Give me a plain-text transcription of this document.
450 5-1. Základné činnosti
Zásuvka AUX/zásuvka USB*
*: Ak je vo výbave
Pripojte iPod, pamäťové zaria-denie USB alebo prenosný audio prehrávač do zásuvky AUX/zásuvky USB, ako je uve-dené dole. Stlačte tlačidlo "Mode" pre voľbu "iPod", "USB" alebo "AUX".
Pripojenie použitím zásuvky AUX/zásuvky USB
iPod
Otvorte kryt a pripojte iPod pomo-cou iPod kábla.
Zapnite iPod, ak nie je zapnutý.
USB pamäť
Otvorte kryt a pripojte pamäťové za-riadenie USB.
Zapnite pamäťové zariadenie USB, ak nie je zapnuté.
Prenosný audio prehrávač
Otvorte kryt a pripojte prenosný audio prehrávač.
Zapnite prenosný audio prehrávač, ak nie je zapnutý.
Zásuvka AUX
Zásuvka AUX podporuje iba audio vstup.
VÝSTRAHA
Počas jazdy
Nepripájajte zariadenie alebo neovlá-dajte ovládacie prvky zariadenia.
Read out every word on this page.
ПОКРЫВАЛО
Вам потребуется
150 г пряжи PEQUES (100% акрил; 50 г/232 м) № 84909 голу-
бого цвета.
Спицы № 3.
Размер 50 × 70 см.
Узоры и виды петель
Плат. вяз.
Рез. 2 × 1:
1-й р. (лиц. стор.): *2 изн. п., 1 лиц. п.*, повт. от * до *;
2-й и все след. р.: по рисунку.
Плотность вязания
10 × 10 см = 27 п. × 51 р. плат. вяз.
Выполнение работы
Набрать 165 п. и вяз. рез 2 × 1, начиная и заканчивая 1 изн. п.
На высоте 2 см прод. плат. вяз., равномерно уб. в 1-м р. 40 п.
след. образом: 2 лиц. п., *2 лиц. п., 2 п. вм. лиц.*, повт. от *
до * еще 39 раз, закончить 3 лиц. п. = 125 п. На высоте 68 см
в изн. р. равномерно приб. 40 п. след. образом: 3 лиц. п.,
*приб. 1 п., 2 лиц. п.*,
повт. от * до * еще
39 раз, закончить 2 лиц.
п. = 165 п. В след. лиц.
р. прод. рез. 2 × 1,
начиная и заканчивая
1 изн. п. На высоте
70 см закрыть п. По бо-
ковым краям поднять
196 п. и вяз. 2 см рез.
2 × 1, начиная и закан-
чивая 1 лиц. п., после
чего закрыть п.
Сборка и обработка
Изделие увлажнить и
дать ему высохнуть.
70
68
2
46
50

Requirements >> Produce an exact copy of the whole listing.

Expected output >>
Give me a plain-text transcription of this document.
450 5-1. Základné činnosti
Zásuvka AUX/zásuvka USB*
*: Ak je vo výbave
Pripojte iPod, pamäťové zaria-denie USB alebo prenosný audio prehrávač do zásuvky AUX/zásuvky USB, ako je uve-dené dole. Stlačte tlačidlo "Mode" pre voľbu "iPod", "USB" alebo "AUX".
Pripojenie použitím zásuvky AUX/zásuvky USB
iPod
Otvorte kryt a pripojte iPod pomo-cou iPod kábla.
Zapnite iPod, ak nie je zapnutý.
USB pamäť
Otvorte kryt a pripojte pamäťové za-riadenie USB.
Zapnite pamäťové zariadenie USB, ak nie je zapnuté.
Prenosný audio prehrávač
Otvorte kryt a pripojte prenosný audio prehrávač.
Zapnite prenosný audio prehrávač, ak nie je zapnutý.
Zásuvka AUX
Zásuvka AUX podporuje iba audio vstup.
VÝSTRAHA
Počas jazdy
Nepripájajte zariadenie alebo neovlá-dajte ovládacie prvky zariadenia.
Read out every word on this page.
ПОКРЫВАЛО
Вам потребуется
150 г пряжи PEQUES (100% акрил; 50 г/232 м) № 84909 голу-
бого цвета.
Спицы № 3.
Размер 50 × 70 см.
Узоры и виды петель
Плат. вяз.
Рез. 2 × 1:
1-й р. (лиц. стор.): *2 изн. п., 1 лиц. п.*, повт. от * до *;
2-й и все след. р.: по рисунку.
Плотность вязания
10 × 10 см = 27 п. × 51 р. плат. вяз.
Выполнение работы
Набрать 165 п. и вяз. рез 2 × 1, начиная и заканчивая 1 изн. п.
На высоте 2 см прод. плат. вяз., равномерно уб. в 1-м р. 40 п.
след. образом: 2 лиц. п., *2 лиц. п., 2 п. вм. лиц.*, повт. от *
до * еще 39 раз, закончить 3 лиц. п. = 125 п. На высоте 68 см
в изн. р. равномерно приб. 40 п. след. образом: 3 лиц. п.,
*приб. 1 п., 2 лиц. п.*,
повт. от * до * еще
39 раз, закончить 2 лиц.
п. = 165 п. В след. лиц.
р. прод. рез. 2 × 1,
начиная и заканчивая
1 изн. п. На высоте
70 см закрыть п. По бо-
ковым краям поднять
196 п. и вяз. 2 см рез.
2 × 1, начиная и закан-
чивая 1 лиц. п., после
чего закрыть п.
Сборка и обработка
Изделие увлажнить и
дать ему высохнуть.
70
68
2
46
50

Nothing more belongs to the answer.